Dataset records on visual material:

----------

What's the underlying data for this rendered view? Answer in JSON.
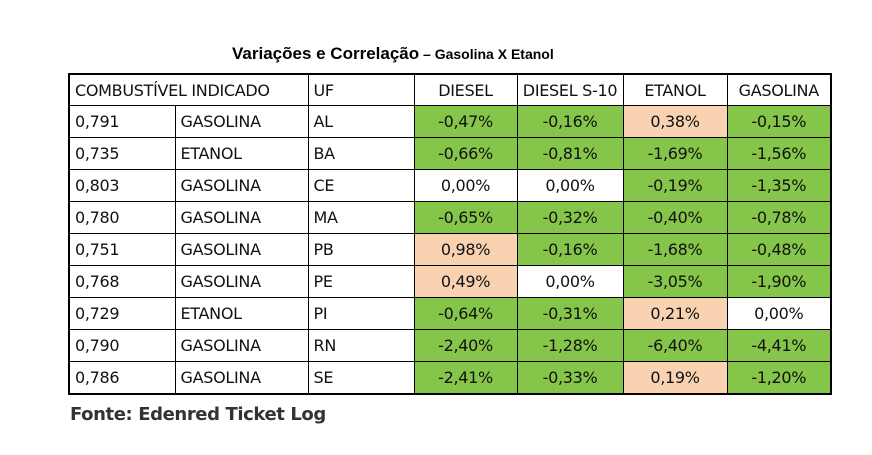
{
  "title": {
    "main": "Variações e Correlação",
    "sub": " – Gasolina X Etanol"
  },
  "table": {
    "headers": [
      "COMBUSTÍVEL INDICADO",
      "UF",
      "DIESEL",
      "DIESEL S-10",
      "ETANOL",
      "GASOLINA"
    ],
    "rows": [
      {
        "ratio": "0,791",
        "fuel": "GASOLINA",
        "uf": "AL",
        "diesel": "-0,47%",
        "diesel_s10": "-0,16%",
        "etanol": "0,38%",
        "gasolina": "-0,15%"
      },
      {
        "ratio": "0,735",
        "fuel": "ETANOL",
        "uf": "BA",
        "diesel": "-0,66%",
        "diesel_s10": "-0,81%",
        "etanol": "-1,69%",
        "gasolina": "-1,56%"
      },
      {
        "ratio": "0,803",
        "fuel": "GASOLINA",
        "uf": "CE",
        "diesel": "0,00%",
        "diesel_s10": "0,00%",
        "etanol": "-0,19%",
        "gasolina": "-1,35%"
      },
      {
        "ratio": "0,780",
        "fuel": "GASOLINA",
        "uf": "MA",
        "diesel": "-0,65%",
        "diesel_s10": "-0,32%",
        "etanol": "-0,40%",
        "gasolina": "-0,78%"
      },
      {
        "ratio": "0,751",
        "fuel": "GASOLINA",
        "uf": "PB",
        "diesel": "0,98%",
        "diesel_s10": "-0,16%",
        "etanol": "-1,68%",
        "gasolina": "-0,48%"
      },
      {
        "ratio": "0,768",
        "fuel": "GASOLINA",
        "uf": "PE",
        "diesel": "0,49%",
        "diesel_s10": "0,00%",
        "etanol": "-3,05%",
        "gasolina": "-1,90%"
      },
      {
        "ratio": "0,729",
        "fuel": "ETANOL",
        "uf": "PI",
        "diesel": "-0,64%",
        "diesel_s10": "-0,31%",
        "etanol": "0,21%",
        "gasolina": "0,00%"
      },
      {
        "ratio": "0,790",
        "fuel": "GASOLINA",
        "uf": "RN",
        "diesel": "-2,40%",
        "diesel_s10": "-1,28%",
        "etanol": "-6,40%",
        "gasolina": "-4,41%"
      },
      {
        "ratio": "0,786",
        "fuel": "GASOLINA",
        "uf": "SE",
        "diesel": "-2,41%",
        "diesel_s10": "-0,33%",
        "etanol": "0,19%",
        "gasolina": "-1,20%"
      }
    ]
  },
  "colors": {
    "decrease": "#84c54a",
    "increase": "#f9d3b1",
    "no_change": "#ffffff"
  },
  "source": "Fonte: Edenred Ticket Log"
}
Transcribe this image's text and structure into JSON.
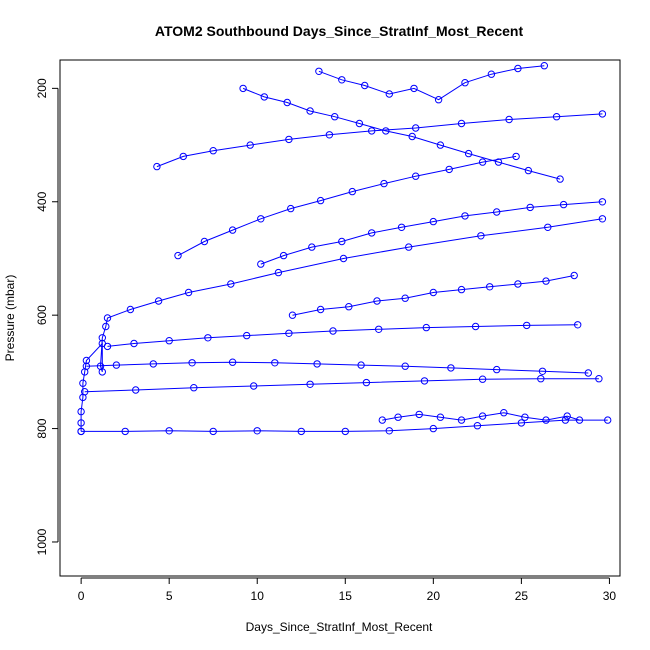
{
  "chart_data": {
    "type": "line",
    "title": "ATOM2 Southbound Days_Since_StratInf_Most_Recent",
    "xlabel": "Days_Since_StratInf_Most_Recent",
    "ylabel": "Pressure (mbar)",
    "xlim": [
      -1.2,
      30.6
    ],
    "ylim": [
      1060,
      150
    ],
    "y_reversed": true,
    "x_ticks": [
      0,
      5,
      10,
      15,
      20,
      25,
      30
    ],
    "y_ticks": [
      200,
      400,
      600,
      800,
      1000
    ],
    "grid": false,
    "legend": "none",
    "series_color": "#0000ff",
    "marker": "open-circle",
    "series": [
      {
        "x": [
          0.0,
          0.0,
          0.0,
          0.1,
          0.1,
          0.2,
          0.3,
          1.2,
          1.2,
          1.1,
          1.2,
          1.4,
          1.5,
          2.8,
          4.4,
          6.1,
          8.5,
          11.2,
          14.9,
          18.6,
          22.7,
          26.5,
          29.6
        ],
        "y": [
          805,
          790,
          770,
          745,
          720,
          700,
          680,
          650,
          700,
          690,
          640,
          620,
          605,
          590,
          575,
          560,
          545,
          525,
          500,
          480,
          460,
          445,
          430
        ]
      },
      {
        "x": [
          0.0,
          2.5,
          5.0,
          7.5,
          10.0,
          12.5,
          15.0,
          17.5,
          20.0,
          22.5,
          25.0,
          27.5,
          29.9
        ],
        "y": [
          805,
          805,
          804,
          805,
          804,
          805,
          805,
          804,
          800,
          795,
          790,
          785,
          785
        ]
      },
      {
        "x": [
          0.2,
          3.1,
          6.4,
          9.8,
          13.0,
          16.2,
          19.5,
          22.8,
          26.1,
          29.4
        ],
        "y": [
          735,
          732,
          728,
          725,
          722,
          719,
          716,
          713,
          712,
          712
        ]
      },
      {
        "x": [
          0.3,
          2.0,
          4.1,
          6.3,
          8.6,
          11.0,
          13.4,
          15.9,
          18.4,
          21.0,
          23.6,
          26.2,
          28.8
        ],
        "y": [
          690,
          688,
          686,
          684,
          683,
          684,
          686,
          688,
          690,
          693,
          696,
          699,
          702
        ]
      },
      {
        "x": [
          1.5,
          3.0,
          5.0,
          7.2,
          9.4,
          11.8,
          14.3,
          16.9,
          19.6,
          22.4,
          25.3,
          28.2
        ],
        "y": [
          655,
          650,
          645,
          640,
          636,
          632,
          628,
          625,
          622,
          620,
          618,
          617
        ]
      },
      {
        "x": [
          4.3,
          5.8,
          7.5,
          9.6,
          11.8,
          14.1,
          16.5,
          19.0,
          21.6,
          24.3,
          27.0,
          29.6
        ],
        "y": [
          338,
          320,
          310,
          300,
          290,
          282,
          275,
          270,
          262,
          255,
          250,
          245
        ]
      },
      {
        "x": [
          9.2,
          10.4,
          11.7,
          13.0,
          14.4,
          15.8,
          17.3,
          18.8,
          20.4,
          22.0,
          23.7,
          25.4,
          27.2
        ],
        "y": [
          200,
          215,
          225,
          240,
          250,
          262,
          275,
          285,
          300,
          315,
          330,
          345,
          360
        ]
      },
      {
        "x": [
          10.2,
          11.5,
          13.1,
          14.8,
          16.5,
          18.2,
          20.0,
          21.8,
          23.6,
          25.5,
          27.4,
          29.6
        ],
        "y": [
          510,
          495,
          480,
          470,
          455,
          445,
          435,
          425,
          418,
          410,
          405,
          400
        ]
      },
      {
        "x": [
          17.1,
          18.0,
          19.2,
          20.4,
          21.6,
          22.8,
          24.0,
          25.2,
          26.4,
          27.6,
          28.3
        ],
        "y": [
          785,
          780,
          775,
          780,
          785,
          778,
          772,
          780,
          785,
          778,
          785
        ]
      },
      {
        "x": [
          12.0,
          13.6,
          15.2,
          16.8,
          18.4,
          20.0,
          21.6,
          23.2,
          24.8,
          26.4,
          28.0
        ],
        "y": [
          600,
          590,
          585,
          575,
          570,
          560,
          555,
          550,
          545,
          540,
          530
        ]
      },
      {
        "x": [
          5.5,
          7.0,
          8.6,
          10.2,
          11.9,
          13.6,
          15.4,
          17.2,
          19.0,
          20.9,
          22.8,
          24.7
        ],
        "y": [
          495,
          470,
          450,
          430,
          412,
          398,
          382,
          368,
          355,
          343,
          330,
          320
        ]
      },
      {
        "x": [
          13.5,
          14.8,
          16.1,
          17.5,
          18.9,
          20.3,
          21.8,
          23.3,
          24.8,
          26.3
        ],
        "y": [
          170,
          185,
          195,
          210,
          200,
          220,
          190,
          175,
          165,
          160
        ]
      }
    ]
  }
}
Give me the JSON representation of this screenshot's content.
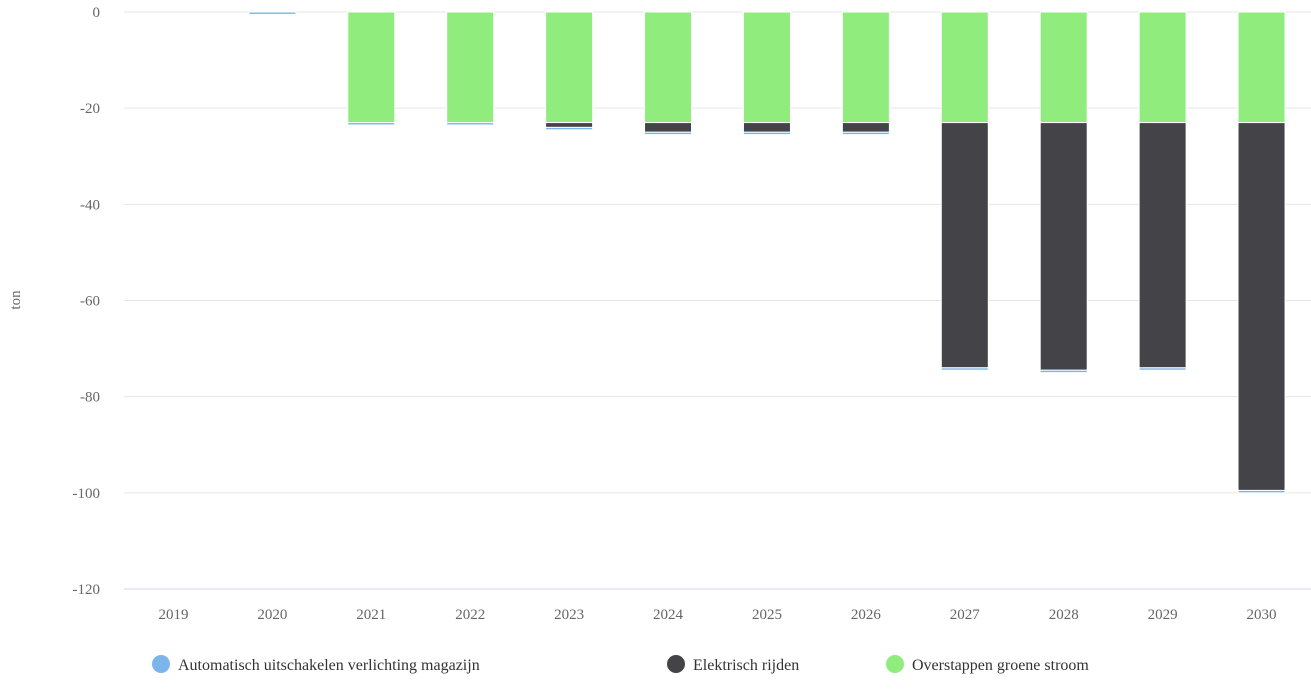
{
  "chart_data": {
    "type": "bar",
    "stacked": true,
    "categories": [
      "2019",
      "2020",
      "2021",
      "2022",
      "2023",
      "2024",
      "2025",
      "2026",
      "2027",
      "2028",
      "2029",
      "2030"
    ],
    "series": [
      {
        "name": "Overstappen groene stroom",
        "color": "#90ed7d",
        "values": [
          0,
          0,
          -23,
          -23,
          -23,
          -23,
          -23,
          -23,
          -23,
          -23,
          -23,
          -23
        ]
      },
      {
        "name": "Elektrisch rijden",
        "color": "#434348",
        "values": [
          0,
          0,
          0,
          0,
          -1,
          -2,
          -2,
          -2,
          -51,
          -51.5,
          -51,
          -76.5
        ]
      },
      {
        "name": "Automatisch uitschakelen verlichting magazijn",
        "color": "#7cb5ec",
        "values": [
          0,
          -0.5,
          -0.5,
          -0.5,
          -0.5,
          -0.5,
          -0.5,
          -0.5,
          -0.5,
          -0.5,
          -0.5,
          -0.5
        ]
      }
    ],
    "legend_order": [
      "Automatisch uitschakelen verlichting magazijn",
      "Elektrisch rijden",
      "Overstappen groene stroom"
    ],
    "yticks": [
      0,
      -20,
      -40,
      -60,
      -80,
      -100,
      -120
    ],
    "ylim": [
      -120,
      0
    ],
    "ylabel": "ton",
    "xlabel": "",
    "title": "",
    "grid": true,
    "legend_position": "bottom"
  }
}
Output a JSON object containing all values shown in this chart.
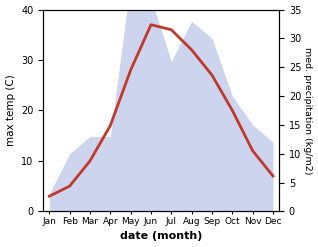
{
  "months": [
    "Jan",
    "Feb",
    "Mar",
    "Apr",
    "May",
    "Jun",
    "Jul",
    "Aug",
    "Sep",
    "Oct",
    "Nov",
    "Dec"
  ],
  "max_temp": [
    3,
    5,
    10,
    17,
    28,
    37,
    36,
    32,
    27,
    20,
    12,
    7
  ],
  "precipitation": [
    3,
    10,
    13,
    13,
    40,
    37,
    26,
    33,
    30,
    20,
    15,
    12
  ],
  "temp_color": "#c0392b",
  "precip_fill_color": "#b8c4e8",
  "temp_ylim": [
    0,
    40
  ],
  "precip_ylim": [
    0,
    35
  ],
  "temp_yticks": [
    0,
    10,
    20,
    30,
    40
  ],
  "precip_yticks": [
    0,
    5,
    10,
    15,
    20,
    25,
    30,
    35
  ],
  "ylabel_left": "max temp (C)",
  "ylabel_right": "med. precipitation (kg/m2)",
  "xlabel": "date (month)"
}
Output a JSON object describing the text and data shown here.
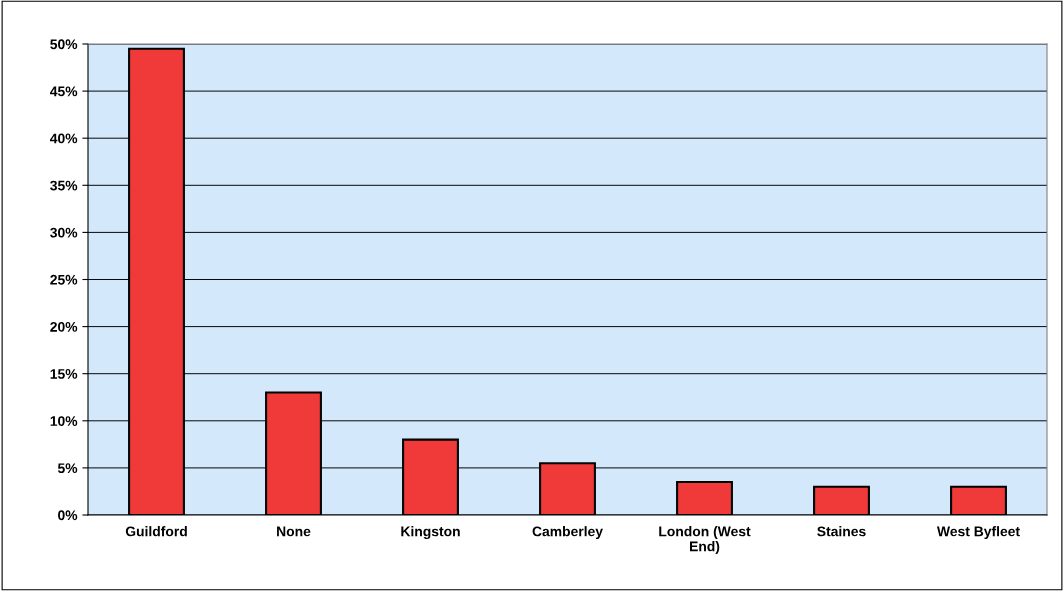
{
  "chart_data": {
    "type": "bar",
    "categories": [
      "Guildford",
      "None",
      "Kingston",
      "Camberley",
      "London (West\nEnd)",
      "Staines",
      "West Byfleet"
    ],
    "values": [
      49.5,
      13,
      8,
      5.5,
      3.5,
      3,
      3
    ],
    "color": "#f03a3a",
    "ylim": [
      0,
      50
    ],
    "yticks": [
      {
        "value": 0,
        "label": "0%"
      },
      {
        "value": 5,
        "label": "5%"
      },
      {
        "value": 10,
        "label": "10%"
      },
      {
        "value": 15,
        "label": "15%"
      },
      {
        "value": 20,
        "label": "20%"
      },
      {
        "value": 25,
        "label": "25%"
      },
      {
        "value": 30,
        "label": "30%"
      },
      {
        "value": 35,
        "label": "35%"
      },
      {
        "value": 40,
        "label": "40%"
      },
      {
        "value": 45,
        "label": "45%"
      },
      {
        "value": 50,
        "label": "50%"
      }
    ],
    "grid": "y",
    "legend": false
  }
}
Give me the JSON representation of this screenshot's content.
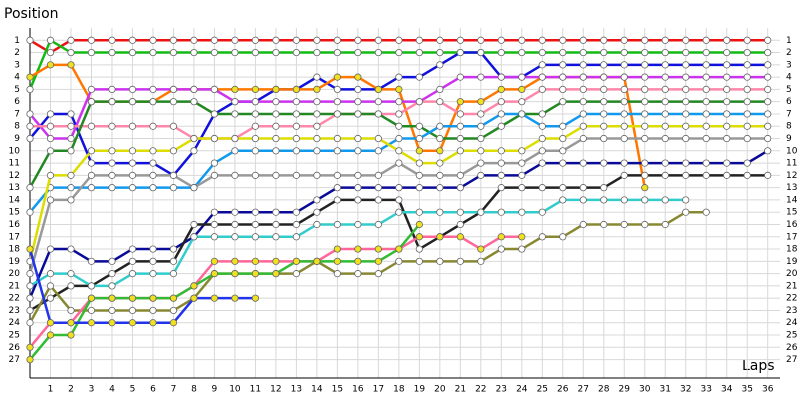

----------

[Task description] Where a line holds "ratio", copy it out.

[Completed task]
        "ratio": "0,791",
        "ratio": "0,735",
        "ratio": "0,803",
        "ratio": "0,780",
        "ratio": "0,751",
        "ratio": "0,768",
        "ratio": "0,729",
        "ratio": "0,790",
        "ratio": "0,786",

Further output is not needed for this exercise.